>>>
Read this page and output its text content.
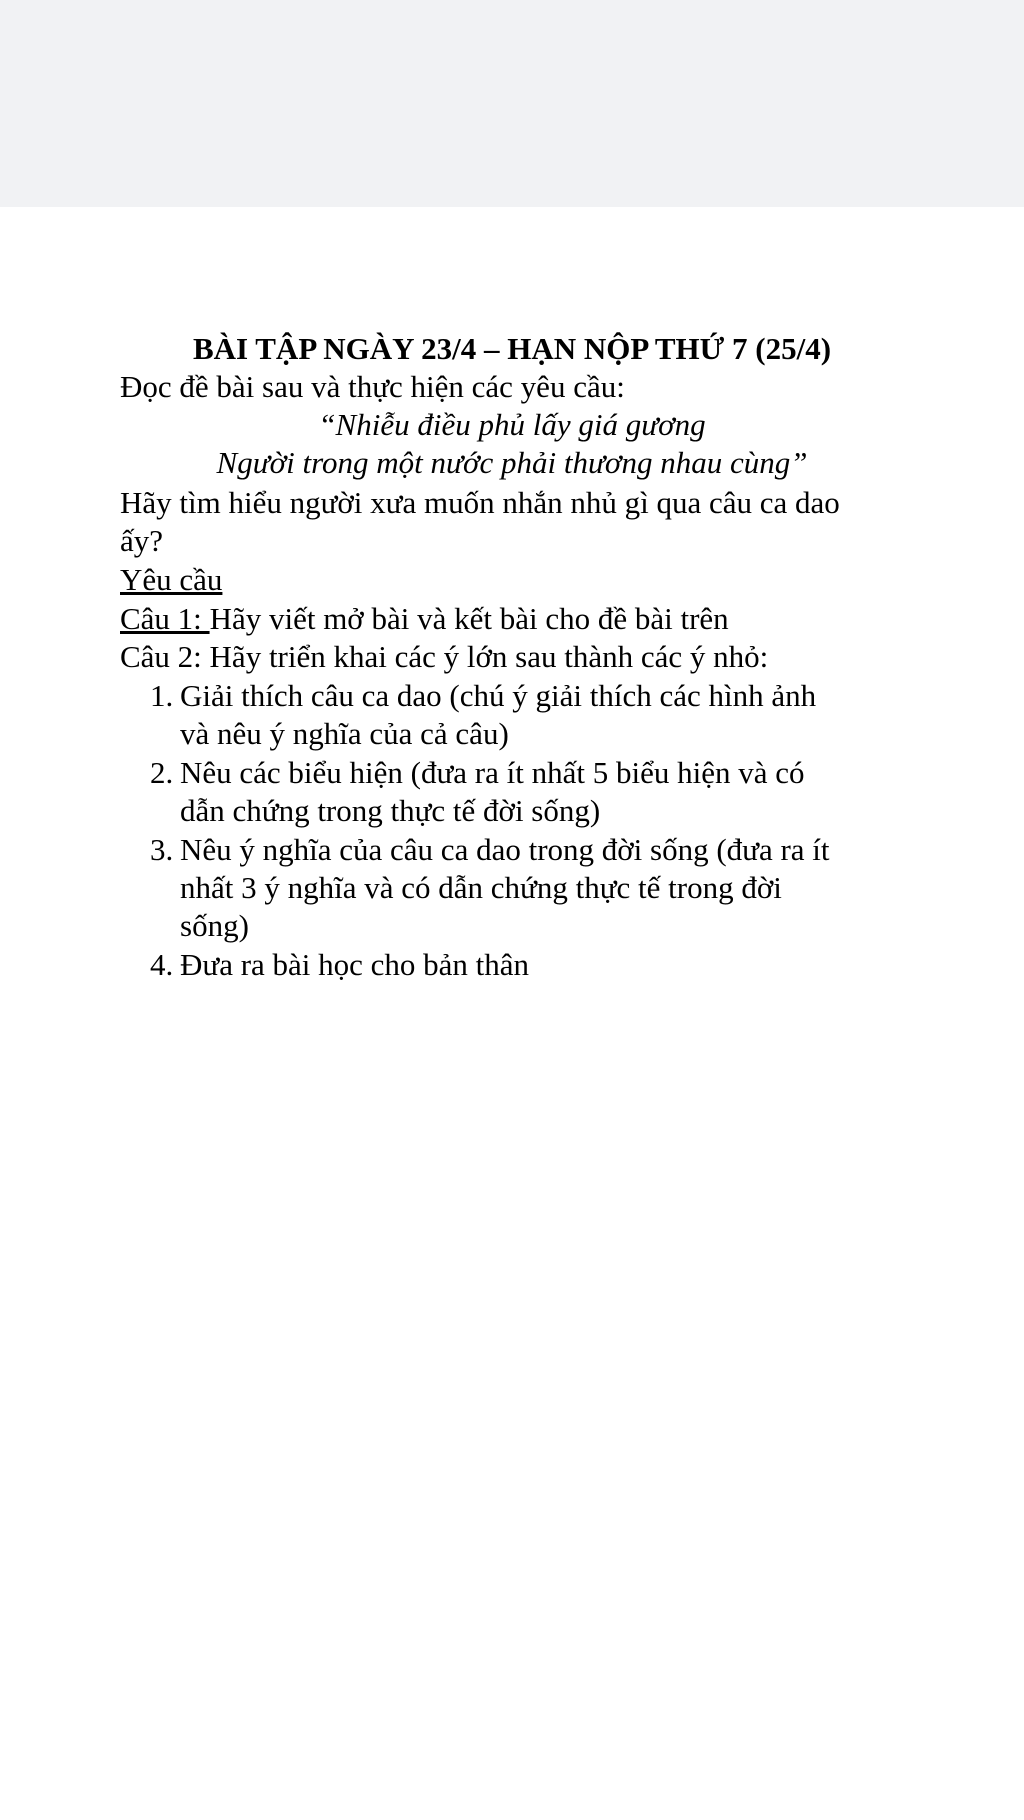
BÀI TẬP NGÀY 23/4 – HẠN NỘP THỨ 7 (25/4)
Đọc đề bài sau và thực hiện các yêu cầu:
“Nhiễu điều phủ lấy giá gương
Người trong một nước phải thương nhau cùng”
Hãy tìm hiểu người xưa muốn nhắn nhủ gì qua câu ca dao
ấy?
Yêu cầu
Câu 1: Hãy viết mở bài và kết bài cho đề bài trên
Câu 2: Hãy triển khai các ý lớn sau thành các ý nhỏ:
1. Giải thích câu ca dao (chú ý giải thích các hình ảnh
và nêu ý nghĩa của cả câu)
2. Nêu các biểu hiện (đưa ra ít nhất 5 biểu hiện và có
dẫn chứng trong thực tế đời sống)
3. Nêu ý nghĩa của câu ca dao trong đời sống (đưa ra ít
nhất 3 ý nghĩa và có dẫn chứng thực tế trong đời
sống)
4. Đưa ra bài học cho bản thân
<<<
• PROBLEM DESCRIPTION
Which lines include the word "nhất"? Copy every one of them.

• PROBLEM SOLUTION
2. Nêu các biểu hiện (đưa ra ít nhất 5 biểu hiện và có
nhất 3 ý nghĩa và có dẫn chứng thực tế trong đời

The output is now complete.